▶ [WHAT YOU SHOULD DO] Set down each line of the data below exactly as it stands, dropping the pictures.

(Stored data)
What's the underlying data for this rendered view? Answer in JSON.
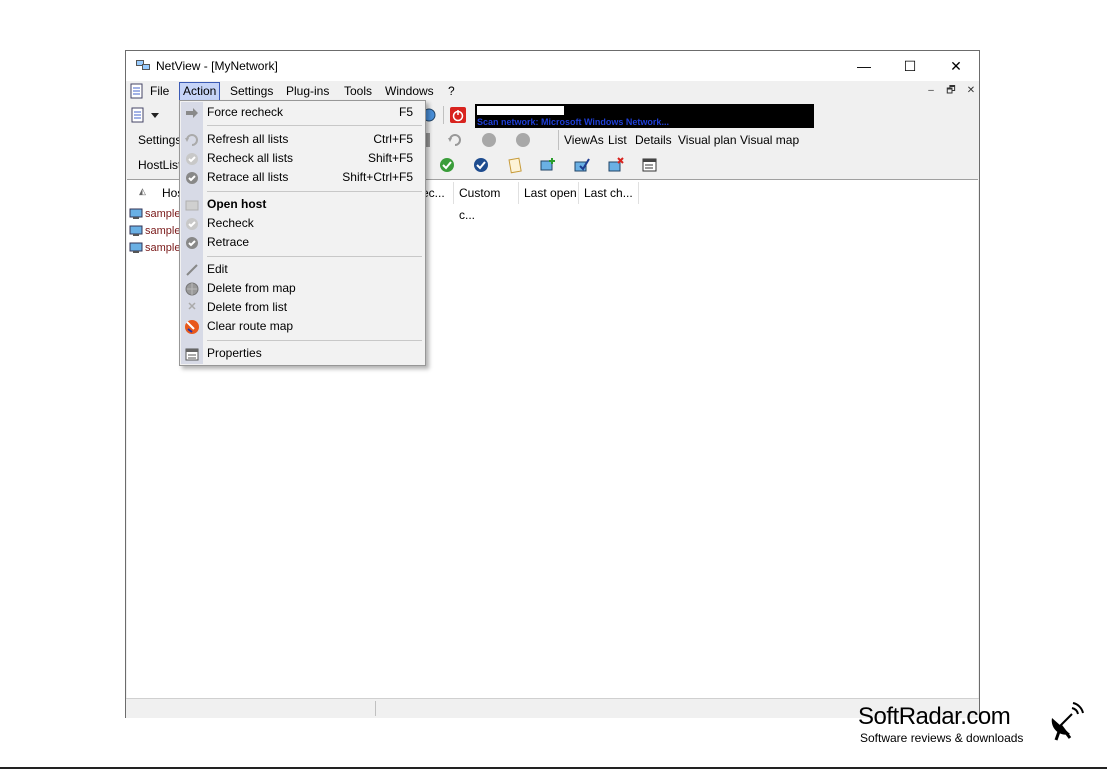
{
  "window": {
    "title": "NetView - [MyNetwork]"
  },
  "caption": {
    "minimize": "—",
    "maximize": "☐",
    "close": "✕"
  },
  "menubar": {
    "file": "File",
    "action": "Action",
    "settings": "Settings",
    "plugins": "Plug-ins",
    "tools": "Tools",
    "windows": "Windows",
    "help": "?"
  },
  "mdi": {
    "min": "–",
    "restore": "🗗",
    "close": "✕"
  },
  "toolbar": {
    "info": "Scan network: Microsoft Windows Network...",
    "settings": "Settings",
    "hostlist": "HostList",
    "viewas": "ViewAs",
    "list": "List",
    "details": "Details",
    "visual_plan": "Visual plan",
    "visual_map": "Visual map"
  },
  "columns": [
    "Hos",
    "ec...",
    "Custom c...",
    "Last open",
    "Last ch..."
  ],
  "hosts": [
    "sample_",
    "sample_",
    "sample_"
  ],
  "action_menu": {
    "force_recheck": {
      "label": "Force recheck",
      "shortcut": "F5"
    },
    "refresh_all": {
      "label": "Refresh all lists",
      "shortcut": "Ctrl+F5"
    },
    "recheck_all": {
      "label": "Recheck all lists",
      "shortcut": "Shift+F5"
    },
    "retrace_all": {
      "label": "Retrace all lists",
      "shortcut": "Shift+Ctrl+F5"
    },
    "open_host": {
      "label": "Open host"
    },
    "recheck": {
      "label": "Recheck"
    },
    "retrace": {
      "label": "Retrace"
    },
    "edit": {
      "label": "Edit"
    },
    "delete_map": {
      "label": "Delete from map"
    },
    "delete_list": {
      "label": "Delete from list"
    },
    "clear_route": {
      "label": "Clear route map"
    },
    "properties": {
      "label": "Properties"
    }
  },
  "watermark": {
    "brand": "SoftRadar.com",
    "tagline": "Software reviews & downloads"
  },
  "colors": {
    "menu_highlight": "#c6d4f7",
    "menu_stripe": "#d7dae6",
    "host_text": "#7a1a1a",
    "scan_bar": "#000000",
    "scan_text": "#1f3fd8"
  }
}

▶ [OUTPUT OF THE TASK]
What's the underlying data for this rendered view? Answer in JSON.
{
  "window": {
    "title": "NetView - [MyNetwork]"
  },
  "caption": {
    "minimize": "—",
    "maximize": "☐",
    "close": "✕"
  },
  "menubar": {
    "file": "File",
    "action": "Action",
    "settings": "Settings",
    "plugins": "Plug-ins",
    "tools": "Tools",
    "windows": "Windows",
    "help": "?"
  },
  "mdi": {
    "min": "–",
    "restore": "🗗",
    "close": "✕"
  },
  "toolbar": {
    "info": "Scan network: Microsoft Windows Network...",
    "settings": "Settings",
    "hostlist": "HostList",
    "viewas": "ViewAs",
    "list": "List",
    "details": "Details",
    "visual_plan": "Visual plan",
    "visual_map": "Visual map"
  },
  "columns": [
    "Hos",
    "ec...",
    "Custom c...",
    "Last open",
    "Last ch..."
  ],
  "hosts": [
    "sample_",
    "sample_",
    "sample_"
  ],
  "action_menu": {
    "force_recheck": {
      "label": "Force recheck",
      "shortcut": "F5"
    },
    "refresh_all": {
      "label": "Refresh all lists",
      "shortcut": "Ctrl+F5"
    },
    "recheck_all": {
      "label": "Recheck all lists",
      "shortcut": "Shift+F5"
    },
    "retrace_all": {
      "label": "Retrace all lists",
      "shortcut": "Shift+Ctrl+F5"
    },
    "open_host": {
      "label": "Open host"
    },
    "recheck": {
      "label": "Recheck"
    },
    "retrace": {
      "label": "Retrace"
    },
    "edit": {
      "label": "Edit"
    },
    "delete_map": {
      "label": "Delete from map"
    },
    "delete_list": {
      "label": "Delete from list"
    },
    "clear_route": {
      "label": "Clear route map"
    },
    "properties": {
      "label": "Properties"
    }
  },
  "watermark": {
    "brand": "SoftRadar.com",
    "tagline": "Software reviews & downloads"
  },
  "colors": {
    "menu_highlight": "#c6d4f7",
    "menu_stripe": "#d7dae6",
    "host_text": "#7a1a1a",
    "scan_bar": "#000000",
    "scan_text": "#1f3fd8"
  }
}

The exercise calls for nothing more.